EXERCISE DIRECTIONS — Copy all of the records below verbatim.

== RAW RECORDS

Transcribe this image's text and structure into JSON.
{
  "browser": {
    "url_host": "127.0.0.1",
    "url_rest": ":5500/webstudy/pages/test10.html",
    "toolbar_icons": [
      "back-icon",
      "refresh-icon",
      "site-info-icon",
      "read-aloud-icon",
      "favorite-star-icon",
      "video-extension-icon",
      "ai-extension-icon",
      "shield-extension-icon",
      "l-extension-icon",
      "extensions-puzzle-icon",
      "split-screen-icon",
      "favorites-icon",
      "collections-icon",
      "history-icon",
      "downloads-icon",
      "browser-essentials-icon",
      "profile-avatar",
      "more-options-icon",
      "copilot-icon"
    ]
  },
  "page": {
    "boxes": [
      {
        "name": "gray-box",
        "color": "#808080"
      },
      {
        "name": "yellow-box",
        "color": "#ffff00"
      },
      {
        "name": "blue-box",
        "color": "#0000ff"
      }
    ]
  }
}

====

COMPLETE OUTPUT —
Transcribe this image's text and structure into JSON.
{
  "browser": {
    "url_host": "127.0.0.1",
    "url_rest": ":5500/webstudy/pages/test10.html",
    "toolbar_icons": [
      "back-icon",
      "refresh-icon",
      "site-info-icon",
      "read-aloud-icon",
      "favorite-star-icon",
      "video-extension-icon",
      "ai-extension-icon",
      "shield-extension-icon",
      "l-extension-icon",
      "extensions-puzzle-icon",
      "split-screen-icon",
      "favorites-icon",
      "collections-icon",
      "history-icon",
      "downloads-icon",
      "browser-essentials-icon",
      "profile-avatar",
      "more-options-icon",
      "copilot-icon"
    ]
  },
  "page": {
    "boxes": [
      {
        "name": "gray-box",
        "color": "#808080"
      },
      {
        "name": "yellow-box",
        "color": "#ffff00"
      },
      {
        "name": "blue-box",
        "color": "#0000ff"
      }
    ]
  }
}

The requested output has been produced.